-------- EXTRACTED ENTRIES --------
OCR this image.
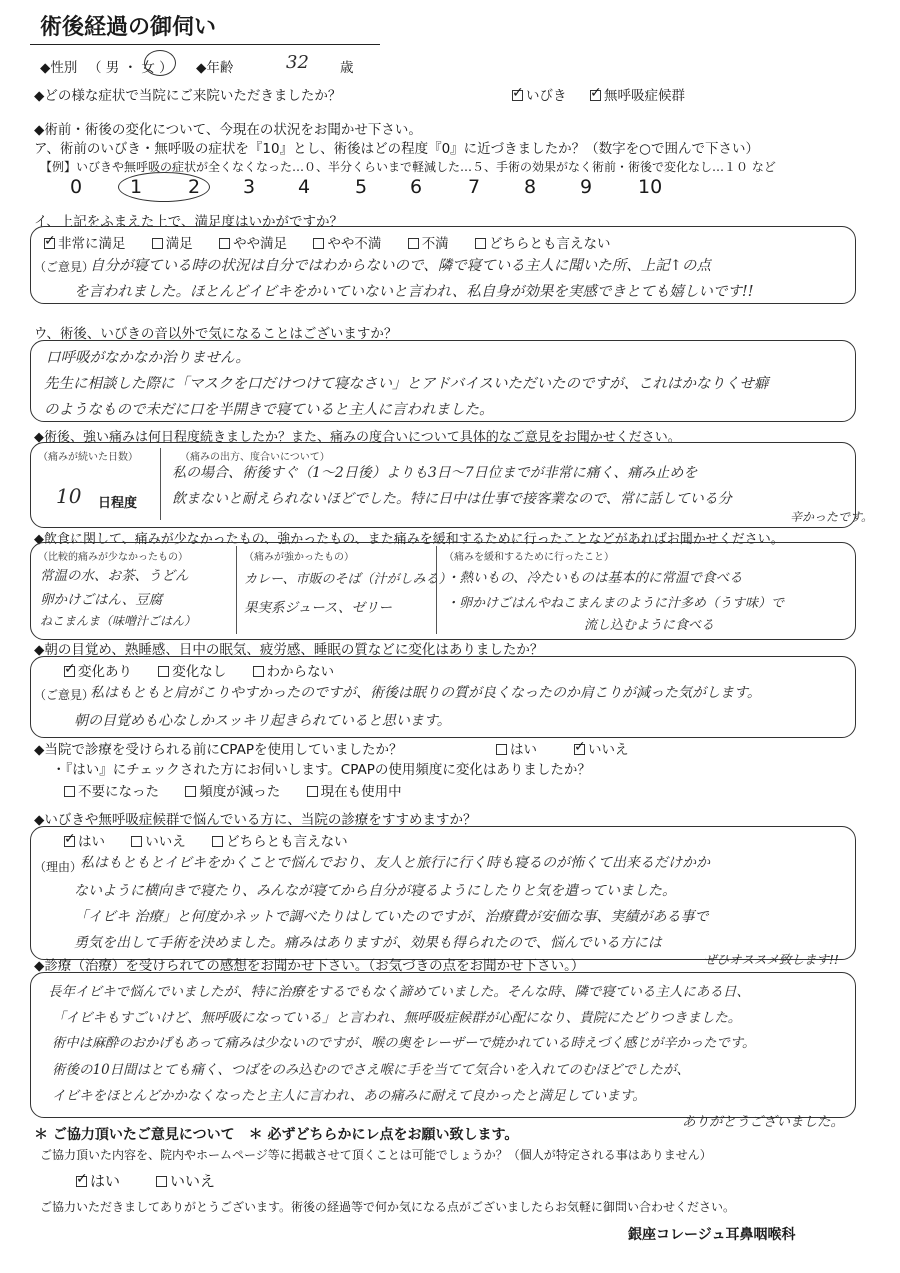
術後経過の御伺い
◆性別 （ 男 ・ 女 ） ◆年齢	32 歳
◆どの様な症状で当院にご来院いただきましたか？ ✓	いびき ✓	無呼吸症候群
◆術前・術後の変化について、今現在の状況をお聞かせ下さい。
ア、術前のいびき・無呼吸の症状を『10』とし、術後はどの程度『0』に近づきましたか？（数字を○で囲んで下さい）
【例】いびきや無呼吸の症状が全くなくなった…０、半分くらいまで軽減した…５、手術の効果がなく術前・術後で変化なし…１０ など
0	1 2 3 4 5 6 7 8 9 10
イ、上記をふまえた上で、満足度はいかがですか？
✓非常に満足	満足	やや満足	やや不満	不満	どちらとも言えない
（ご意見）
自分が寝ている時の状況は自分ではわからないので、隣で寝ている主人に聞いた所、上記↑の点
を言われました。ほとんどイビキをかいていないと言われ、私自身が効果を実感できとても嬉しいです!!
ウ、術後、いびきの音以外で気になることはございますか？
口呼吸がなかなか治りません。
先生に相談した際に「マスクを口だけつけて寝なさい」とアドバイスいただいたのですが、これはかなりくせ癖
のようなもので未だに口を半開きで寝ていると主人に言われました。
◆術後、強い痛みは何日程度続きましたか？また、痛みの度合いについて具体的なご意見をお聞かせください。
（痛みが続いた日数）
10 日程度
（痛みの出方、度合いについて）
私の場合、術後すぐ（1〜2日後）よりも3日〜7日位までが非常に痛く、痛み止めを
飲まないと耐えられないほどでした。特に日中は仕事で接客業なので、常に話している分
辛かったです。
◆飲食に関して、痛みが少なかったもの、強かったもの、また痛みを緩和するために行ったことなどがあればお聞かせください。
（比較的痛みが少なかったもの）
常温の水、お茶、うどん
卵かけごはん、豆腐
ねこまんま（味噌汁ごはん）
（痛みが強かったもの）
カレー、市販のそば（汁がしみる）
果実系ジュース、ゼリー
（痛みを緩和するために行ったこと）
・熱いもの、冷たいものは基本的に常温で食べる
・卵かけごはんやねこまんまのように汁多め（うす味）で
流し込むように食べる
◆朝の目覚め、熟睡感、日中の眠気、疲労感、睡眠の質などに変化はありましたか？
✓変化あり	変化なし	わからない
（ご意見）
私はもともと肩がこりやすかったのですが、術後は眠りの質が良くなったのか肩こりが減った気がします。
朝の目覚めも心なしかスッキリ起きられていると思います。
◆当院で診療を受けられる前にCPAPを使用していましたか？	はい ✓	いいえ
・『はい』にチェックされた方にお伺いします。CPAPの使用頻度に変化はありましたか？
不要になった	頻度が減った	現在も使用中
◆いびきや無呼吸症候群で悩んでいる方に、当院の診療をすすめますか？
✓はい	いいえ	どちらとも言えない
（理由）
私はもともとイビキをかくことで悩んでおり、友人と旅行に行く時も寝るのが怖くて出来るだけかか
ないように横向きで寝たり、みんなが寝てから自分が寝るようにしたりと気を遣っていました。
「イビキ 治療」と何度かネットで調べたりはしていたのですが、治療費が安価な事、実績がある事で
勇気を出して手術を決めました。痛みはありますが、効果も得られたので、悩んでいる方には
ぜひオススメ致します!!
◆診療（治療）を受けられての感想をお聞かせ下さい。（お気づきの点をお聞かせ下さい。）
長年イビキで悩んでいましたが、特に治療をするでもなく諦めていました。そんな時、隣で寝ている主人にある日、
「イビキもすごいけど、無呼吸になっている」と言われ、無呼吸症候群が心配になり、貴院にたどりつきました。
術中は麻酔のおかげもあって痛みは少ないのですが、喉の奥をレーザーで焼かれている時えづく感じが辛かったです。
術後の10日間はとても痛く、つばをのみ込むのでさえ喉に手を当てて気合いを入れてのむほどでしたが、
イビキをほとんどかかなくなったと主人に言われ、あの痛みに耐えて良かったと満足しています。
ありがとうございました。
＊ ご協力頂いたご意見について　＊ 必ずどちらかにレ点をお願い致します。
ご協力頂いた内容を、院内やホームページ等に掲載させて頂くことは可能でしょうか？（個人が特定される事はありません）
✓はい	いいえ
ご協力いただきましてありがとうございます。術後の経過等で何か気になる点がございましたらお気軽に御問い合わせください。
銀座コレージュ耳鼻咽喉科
--------
## REQUIRED WORK:
Every line above that contains the word "どちらとも言えない" should be reported.

## RESULT FOR THIS EXERCISE:
✓非常に満足	満足	やや満足	やや不満	不満	どちらとも言えない
✓はい	いいえ	どちらとも言えない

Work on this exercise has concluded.